▸ **Your objective**: Scan the data below. Pull out each line where "лицом" occurs.

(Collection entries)
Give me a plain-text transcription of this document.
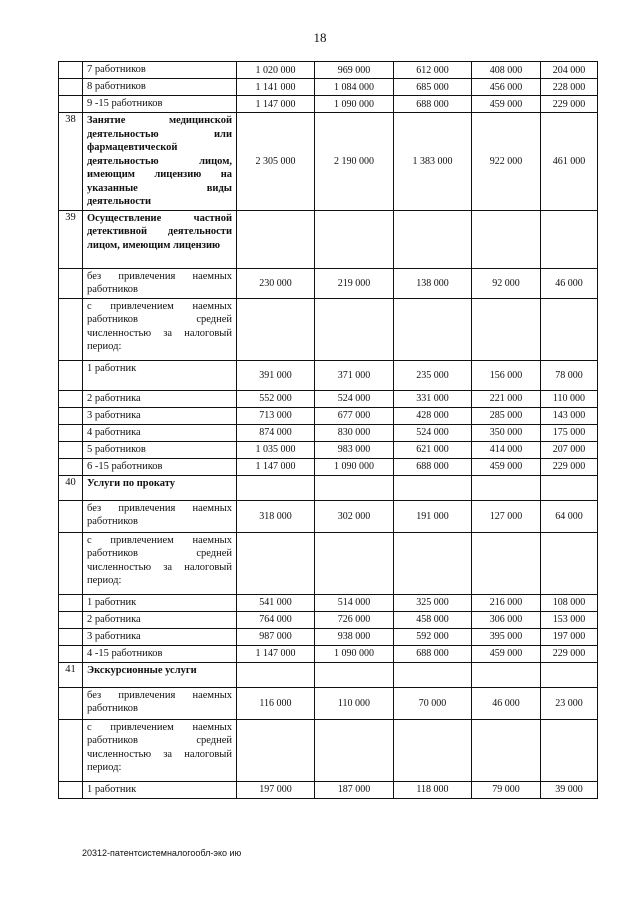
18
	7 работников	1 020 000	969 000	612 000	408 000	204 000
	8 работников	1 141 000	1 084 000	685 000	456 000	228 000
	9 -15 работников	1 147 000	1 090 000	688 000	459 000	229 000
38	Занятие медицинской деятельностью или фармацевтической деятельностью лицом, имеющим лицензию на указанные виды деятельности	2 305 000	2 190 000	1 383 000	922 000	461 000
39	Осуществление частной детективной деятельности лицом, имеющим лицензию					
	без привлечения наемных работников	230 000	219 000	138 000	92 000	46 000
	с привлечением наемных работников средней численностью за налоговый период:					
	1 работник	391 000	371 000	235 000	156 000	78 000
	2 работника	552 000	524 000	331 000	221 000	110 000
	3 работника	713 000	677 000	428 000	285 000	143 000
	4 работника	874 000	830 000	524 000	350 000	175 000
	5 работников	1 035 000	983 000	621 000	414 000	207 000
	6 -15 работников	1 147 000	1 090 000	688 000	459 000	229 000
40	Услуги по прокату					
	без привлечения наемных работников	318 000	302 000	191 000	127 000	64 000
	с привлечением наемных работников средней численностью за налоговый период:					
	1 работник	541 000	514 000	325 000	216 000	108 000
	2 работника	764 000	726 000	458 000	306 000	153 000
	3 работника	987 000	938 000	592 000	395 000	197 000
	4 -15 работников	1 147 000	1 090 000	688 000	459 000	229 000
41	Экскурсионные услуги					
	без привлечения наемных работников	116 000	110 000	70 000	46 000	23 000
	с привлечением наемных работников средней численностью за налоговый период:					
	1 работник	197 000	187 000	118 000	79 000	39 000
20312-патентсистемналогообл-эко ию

--

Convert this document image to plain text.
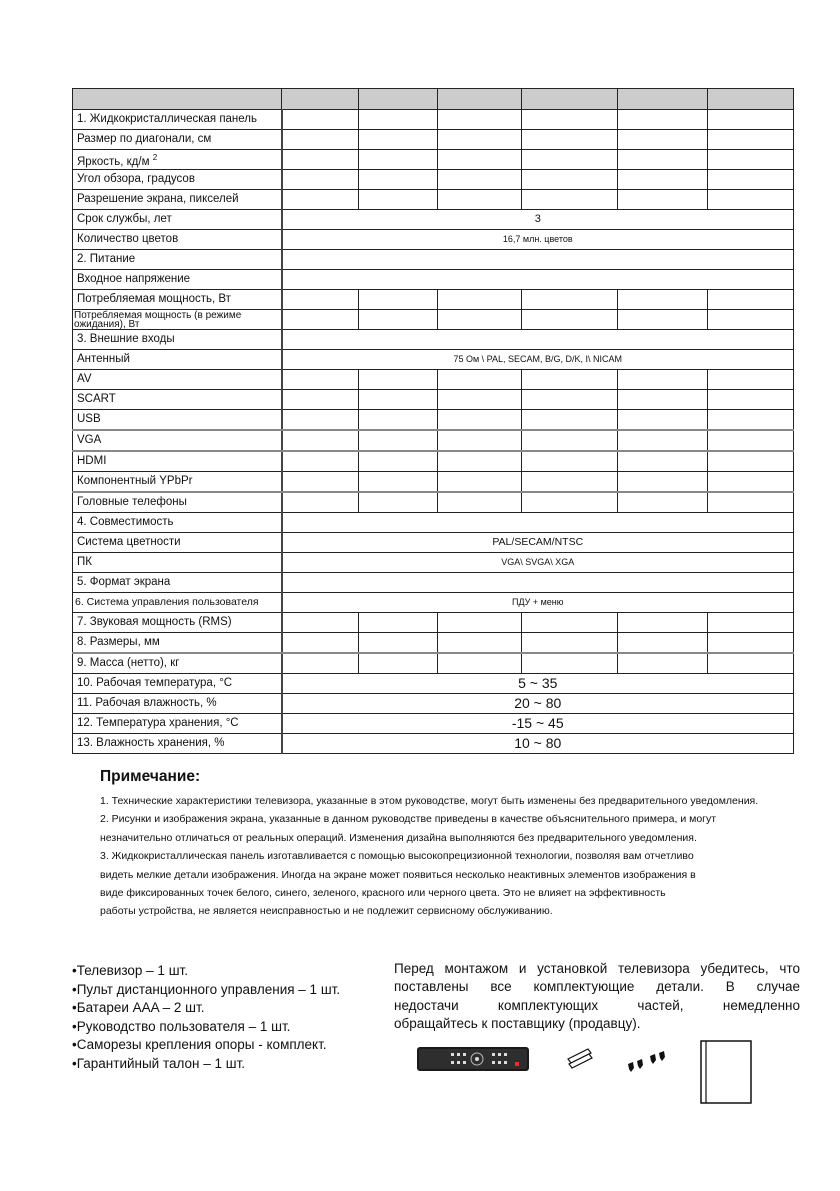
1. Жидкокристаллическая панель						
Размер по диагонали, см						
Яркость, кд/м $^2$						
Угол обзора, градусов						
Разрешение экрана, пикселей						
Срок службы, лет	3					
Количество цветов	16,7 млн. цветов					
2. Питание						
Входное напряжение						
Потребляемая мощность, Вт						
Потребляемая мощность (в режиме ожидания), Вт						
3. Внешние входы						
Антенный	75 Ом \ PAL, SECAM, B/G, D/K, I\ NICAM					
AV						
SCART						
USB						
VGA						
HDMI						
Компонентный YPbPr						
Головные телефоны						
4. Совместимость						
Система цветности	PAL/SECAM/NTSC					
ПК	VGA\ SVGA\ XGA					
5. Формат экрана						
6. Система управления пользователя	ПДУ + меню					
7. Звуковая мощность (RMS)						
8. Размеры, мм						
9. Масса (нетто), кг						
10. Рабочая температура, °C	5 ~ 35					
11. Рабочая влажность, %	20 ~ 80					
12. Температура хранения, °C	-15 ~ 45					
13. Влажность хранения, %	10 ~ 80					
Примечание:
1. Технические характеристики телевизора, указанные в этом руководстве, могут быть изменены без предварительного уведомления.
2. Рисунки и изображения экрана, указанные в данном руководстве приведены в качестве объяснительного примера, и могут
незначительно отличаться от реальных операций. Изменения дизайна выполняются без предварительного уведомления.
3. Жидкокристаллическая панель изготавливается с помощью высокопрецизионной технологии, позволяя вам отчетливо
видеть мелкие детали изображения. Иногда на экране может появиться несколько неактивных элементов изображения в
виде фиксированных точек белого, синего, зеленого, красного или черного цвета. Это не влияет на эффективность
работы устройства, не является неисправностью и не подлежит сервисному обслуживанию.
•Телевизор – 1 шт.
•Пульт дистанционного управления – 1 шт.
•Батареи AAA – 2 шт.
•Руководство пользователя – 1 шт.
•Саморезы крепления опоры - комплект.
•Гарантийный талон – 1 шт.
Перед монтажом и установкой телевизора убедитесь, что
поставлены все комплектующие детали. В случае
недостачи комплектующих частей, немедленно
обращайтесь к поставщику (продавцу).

▸ **The answer**:
38	Занятие медицинской деятельностью или фармацевтической деятельностью лицом, имеющим лицензию на указанные виды деятельности	2 305 000	2 190 000	1 383 000	922 000	461 000
39	Осуществление частной детективной деятельности лицом, имеющим лицензию					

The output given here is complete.